▶ **PROBLEM REQUIREMENTS**
In the entries below, count every line with the word "Wind". Return only the count.

▶ **DATA FOR THIS TASK**
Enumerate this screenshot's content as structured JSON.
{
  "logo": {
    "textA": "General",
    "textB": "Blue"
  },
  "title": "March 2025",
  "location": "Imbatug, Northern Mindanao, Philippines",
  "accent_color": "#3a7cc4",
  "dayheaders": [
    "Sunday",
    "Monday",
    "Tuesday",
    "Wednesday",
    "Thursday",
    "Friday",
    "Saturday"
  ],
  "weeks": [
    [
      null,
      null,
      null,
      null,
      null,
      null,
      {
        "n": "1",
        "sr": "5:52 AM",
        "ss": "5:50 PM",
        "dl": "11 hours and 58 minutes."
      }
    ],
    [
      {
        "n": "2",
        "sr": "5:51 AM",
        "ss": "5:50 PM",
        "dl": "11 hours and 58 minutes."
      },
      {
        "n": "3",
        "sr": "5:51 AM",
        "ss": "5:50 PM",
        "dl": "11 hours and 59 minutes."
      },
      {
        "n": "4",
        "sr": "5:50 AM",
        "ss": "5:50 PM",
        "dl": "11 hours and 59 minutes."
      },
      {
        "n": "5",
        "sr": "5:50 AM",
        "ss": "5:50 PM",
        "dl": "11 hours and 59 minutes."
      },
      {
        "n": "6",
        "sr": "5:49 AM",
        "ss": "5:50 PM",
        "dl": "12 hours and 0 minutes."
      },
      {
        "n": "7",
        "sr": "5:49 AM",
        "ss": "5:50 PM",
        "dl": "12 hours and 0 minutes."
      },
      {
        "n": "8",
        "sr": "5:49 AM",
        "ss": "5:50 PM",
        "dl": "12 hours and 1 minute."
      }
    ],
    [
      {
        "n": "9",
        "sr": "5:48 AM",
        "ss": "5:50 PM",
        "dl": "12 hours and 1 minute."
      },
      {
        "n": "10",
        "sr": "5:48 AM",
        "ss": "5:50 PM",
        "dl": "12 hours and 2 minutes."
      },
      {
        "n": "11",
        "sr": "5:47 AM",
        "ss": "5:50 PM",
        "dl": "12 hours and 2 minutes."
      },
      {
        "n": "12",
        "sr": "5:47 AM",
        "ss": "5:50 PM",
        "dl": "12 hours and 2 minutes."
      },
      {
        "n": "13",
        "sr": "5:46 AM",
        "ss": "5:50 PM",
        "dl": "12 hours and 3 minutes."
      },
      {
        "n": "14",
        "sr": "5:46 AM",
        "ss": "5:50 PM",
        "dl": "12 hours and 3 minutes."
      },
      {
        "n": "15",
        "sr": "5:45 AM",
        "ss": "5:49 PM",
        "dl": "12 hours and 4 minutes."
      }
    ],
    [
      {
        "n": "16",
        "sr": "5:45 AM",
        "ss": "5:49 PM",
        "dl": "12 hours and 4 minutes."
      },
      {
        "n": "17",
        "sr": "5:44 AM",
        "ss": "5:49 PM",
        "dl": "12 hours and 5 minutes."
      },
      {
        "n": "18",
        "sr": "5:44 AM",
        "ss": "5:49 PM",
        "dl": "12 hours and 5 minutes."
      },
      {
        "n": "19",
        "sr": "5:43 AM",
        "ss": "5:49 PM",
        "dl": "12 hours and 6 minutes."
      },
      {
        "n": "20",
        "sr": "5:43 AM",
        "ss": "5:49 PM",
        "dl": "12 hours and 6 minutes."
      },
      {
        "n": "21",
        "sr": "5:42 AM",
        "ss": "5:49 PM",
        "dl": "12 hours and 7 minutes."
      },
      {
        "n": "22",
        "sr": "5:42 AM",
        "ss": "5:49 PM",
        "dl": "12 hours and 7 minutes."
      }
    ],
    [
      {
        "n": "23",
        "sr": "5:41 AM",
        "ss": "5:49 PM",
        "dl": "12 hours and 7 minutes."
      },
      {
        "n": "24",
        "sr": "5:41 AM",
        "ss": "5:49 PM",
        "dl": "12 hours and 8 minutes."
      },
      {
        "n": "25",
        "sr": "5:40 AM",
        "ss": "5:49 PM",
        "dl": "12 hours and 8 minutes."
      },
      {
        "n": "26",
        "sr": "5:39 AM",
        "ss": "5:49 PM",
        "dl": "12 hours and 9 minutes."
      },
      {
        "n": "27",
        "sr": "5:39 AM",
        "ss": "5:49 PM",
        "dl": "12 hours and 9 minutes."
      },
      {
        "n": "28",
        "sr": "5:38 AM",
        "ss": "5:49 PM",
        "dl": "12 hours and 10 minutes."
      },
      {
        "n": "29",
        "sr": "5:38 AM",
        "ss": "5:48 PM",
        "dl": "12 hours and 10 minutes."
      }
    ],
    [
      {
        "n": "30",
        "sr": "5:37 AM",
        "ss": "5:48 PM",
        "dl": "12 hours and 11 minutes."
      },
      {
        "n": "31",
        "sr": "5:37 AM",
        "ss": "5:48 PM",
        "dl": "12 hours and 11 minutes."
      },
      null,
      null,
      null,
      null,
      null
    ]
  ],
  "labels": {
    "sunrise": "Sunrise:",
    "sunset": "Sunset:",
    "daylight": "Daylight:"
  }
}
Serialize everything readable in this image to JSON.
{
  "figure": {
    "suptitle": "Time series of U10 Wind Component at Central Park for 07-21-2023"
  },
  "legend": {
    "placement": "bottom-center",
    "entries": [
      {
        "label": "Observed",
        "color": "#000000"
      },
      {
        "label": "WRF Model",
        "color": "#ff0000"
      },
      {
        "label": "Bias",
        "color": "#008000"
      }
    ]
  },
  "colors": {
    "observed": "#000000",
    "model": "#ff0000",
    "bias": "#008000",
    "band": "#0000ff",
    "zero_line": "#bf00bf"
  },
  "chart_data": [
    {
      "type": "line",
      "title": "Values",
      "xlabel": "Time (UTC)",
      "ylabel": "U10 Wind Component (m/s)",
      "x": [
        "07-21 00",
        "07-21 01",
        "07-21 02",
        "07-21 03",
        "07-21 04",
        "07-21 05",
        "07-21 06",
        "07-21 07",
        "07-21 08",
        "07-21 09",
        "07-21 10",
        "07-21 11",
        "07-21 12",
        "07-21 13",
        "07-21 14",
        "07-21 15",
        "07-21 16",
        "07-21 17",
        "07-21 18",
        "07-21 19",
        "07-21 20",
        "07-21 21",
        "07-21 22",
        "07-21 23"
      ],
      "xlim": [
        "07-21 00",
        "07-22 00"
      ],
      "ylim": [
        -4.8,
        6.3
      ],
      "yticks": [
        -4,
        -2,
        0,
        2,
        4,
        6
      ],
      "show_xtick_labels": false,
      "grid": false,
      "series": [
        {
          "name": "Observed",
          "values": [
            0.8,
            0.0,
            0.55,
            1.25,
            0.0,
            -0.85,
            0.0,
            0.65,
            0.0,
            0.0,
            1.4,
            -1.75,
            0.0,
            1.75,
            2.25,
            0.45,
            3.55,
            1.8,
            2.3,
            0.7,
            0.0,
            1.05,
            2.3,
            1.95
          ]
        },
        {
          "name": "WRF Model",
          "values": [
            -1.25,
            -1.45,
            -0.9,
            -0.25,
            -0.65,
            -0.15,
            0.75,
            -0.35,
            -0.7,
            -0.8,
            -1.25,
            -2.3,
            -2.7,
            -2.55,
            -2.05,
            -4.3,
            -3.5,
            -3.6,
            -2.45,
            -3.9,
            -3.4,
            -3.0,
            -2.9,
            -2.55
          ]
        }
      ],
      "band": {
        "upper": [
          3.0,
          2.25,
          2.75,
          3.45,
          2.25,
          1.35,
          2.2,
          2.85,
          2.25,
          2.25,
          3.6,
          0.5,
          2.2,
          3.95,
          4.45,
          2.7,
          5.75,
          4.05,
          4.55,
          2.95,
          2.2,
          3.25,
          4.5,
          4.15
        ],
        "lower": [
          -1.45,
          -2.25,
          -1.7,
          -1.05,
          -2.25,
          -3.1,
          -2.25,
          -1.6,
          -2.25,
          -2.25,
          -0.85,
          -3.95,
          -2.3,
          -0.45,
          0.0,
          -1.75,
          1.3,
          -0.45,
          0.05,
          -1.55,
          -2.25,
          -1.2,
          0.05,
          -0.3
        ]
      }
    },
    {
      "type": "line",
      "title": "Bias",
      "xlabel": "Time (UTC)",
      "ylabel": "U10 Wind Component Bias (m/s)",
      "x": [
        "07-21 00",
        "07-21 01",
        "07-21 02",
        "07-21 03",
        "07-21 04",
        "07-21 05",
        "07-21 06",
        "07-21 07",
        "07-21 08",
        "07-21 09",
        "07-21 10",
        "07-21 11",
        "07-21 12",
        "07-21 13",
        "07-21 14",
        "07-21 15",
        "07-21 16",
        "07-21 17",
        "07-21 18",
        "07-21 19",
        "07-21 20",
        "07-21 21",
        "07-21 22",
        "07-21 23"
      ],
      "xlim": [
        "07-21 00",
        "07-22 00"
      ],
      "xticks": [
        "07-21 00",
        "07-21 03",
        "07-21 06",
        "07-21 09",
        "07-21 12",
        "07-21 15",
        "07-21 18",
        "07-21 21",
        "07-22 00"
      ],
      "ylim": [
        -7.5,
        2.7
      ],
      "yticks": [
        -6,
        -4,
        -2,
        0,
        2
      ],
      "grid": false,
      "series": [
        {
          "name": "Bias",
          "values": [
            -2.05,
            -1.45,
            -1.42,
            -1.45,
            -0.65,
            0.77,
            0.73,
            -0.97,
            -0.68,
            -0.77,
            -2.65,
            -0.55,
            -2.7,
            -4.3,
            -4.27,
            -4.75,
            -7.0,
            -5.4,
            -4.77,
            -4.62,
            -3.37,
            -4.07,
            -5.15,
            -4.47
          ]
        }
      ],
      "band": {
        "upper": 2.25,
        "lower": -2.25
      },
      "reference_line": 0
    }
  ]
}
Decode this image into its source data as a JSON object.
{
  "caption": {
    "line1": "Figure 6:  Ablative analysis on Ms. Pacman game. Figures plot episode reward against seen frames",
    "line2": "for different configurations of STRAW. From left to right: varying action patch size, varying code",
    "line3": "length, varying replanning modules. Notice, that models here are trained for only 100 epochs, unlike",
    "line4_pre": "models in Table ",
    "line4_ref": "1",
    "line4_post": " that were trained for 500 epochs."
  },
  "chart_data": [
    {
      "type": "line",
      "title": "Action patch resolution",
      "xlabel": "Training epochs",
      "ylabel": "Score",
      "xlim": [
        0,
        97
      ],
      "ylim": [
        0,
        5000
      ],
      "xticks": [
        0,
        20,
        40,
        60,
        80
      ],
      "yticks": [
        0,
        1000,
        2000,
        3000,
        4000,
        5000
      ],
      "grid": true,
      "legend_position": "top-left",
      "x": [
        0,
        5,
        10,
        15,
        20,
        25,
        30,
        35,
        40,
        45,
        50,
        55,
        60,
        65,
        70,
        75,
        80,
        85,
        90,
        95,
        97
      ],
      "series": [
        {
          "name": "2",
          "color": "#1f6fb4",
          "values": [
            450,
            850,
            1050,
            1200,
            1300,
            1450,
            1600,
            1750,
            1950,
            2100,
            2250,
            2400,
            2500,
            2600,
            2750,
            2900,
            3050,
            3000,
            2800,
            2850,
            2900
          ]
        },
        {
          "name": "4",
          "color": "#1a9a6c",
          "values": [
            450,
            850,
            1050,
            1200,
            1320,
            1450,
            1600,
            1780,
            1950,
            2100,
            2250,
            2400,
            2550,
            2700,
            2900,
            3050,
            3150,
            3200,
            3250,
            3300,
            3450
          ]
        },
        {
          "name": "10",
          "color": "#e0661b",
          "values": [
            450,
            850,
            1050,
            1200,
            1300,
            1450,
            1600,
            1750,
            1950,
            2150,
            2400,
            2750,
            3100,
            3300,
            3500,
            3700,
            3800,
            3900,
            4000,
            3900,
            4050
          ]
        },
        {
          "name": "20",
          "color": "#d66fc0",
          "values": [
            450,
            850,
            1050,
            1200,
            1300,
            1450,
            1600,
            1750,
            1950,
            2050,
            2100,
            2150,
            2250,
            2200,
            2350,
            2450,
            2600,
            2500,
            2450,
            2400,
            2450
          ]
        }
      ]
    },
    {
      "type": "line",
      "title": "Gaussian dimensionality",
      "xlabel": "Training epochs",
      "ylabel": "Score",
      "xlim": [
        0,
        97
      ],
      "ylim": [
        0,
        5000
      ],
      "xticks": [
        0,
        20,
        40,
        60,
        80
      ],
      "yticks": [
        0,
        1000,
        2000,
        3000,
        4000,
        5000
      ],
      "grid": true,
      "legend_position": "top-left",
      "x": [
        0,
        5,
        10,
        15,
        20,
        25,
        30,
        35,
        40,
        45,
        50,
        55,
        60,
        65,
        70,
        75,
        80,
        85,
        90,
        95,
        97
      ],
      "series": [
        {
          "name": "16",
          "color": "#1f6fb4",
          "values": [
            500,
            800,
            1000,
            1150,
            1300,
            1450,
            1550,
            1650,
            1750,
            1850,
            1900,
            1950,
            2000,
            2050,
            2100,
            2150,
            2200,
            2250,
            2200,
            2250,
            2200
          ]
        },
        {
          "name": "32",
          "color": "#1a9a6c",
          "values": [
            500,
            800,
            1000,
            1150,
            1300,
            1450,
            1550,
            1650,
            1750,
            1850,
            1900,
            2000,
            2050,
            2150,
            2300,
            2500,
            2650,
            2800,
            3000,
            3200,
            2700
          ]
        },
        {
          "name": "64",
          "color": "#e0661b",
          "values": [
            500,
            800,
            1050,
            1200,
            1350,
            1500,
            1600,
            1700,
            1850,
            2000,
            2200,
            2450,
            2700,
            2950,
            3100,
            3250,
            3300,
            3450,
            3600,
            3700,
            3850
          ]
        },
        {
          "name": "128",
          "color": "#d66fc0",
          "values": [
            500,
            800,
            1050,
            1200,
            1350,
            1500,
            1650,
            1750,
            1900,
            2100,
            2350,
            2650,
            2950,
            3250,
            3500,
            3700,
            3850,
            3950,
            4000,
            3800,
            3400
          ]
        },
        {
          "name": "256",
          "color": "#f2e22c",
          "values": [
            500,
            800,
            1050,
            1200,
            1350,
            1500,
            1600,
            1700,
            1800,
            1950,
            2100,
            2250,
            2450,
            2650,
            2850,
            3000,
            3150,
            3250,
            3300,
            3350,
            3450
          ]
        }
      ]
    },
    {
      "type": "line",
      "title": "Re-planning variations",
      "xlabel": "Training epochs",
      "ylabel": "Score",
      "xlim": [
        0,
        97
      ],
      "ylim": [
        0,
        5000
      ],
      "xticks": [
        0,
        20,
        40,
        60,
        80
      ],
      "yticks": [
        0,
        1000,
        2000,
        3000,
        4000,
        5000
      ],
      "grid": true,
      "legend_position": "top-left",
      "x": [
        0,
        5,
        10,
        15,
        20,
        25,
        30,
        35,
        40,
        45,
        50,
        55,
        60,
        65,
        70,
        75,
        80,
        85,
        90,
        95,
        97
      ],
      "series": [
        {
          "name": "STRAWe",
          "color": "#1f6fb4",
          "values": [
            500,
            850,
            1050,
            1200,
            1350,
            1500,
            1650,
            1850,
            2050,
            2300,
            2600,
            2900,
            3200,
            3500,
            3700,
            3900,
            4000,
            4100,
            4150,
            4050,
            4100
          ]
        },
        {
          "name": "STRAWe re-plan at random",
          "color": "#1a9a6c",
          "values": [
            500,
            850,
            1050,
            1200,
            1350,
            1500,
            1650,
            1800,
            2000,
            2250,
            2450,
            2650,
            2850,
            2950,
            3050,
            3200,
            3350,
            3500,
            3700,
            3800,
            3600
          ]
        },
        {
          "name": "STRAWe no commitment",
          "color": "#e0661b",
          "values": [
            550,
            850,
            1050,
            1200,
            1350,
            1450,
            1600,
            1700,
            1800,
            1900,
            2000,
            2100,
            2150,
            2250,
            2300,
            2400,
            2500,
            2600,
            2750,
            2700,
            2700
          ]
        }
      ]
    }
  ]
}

▶ **PROBLEM SOLUTION**
3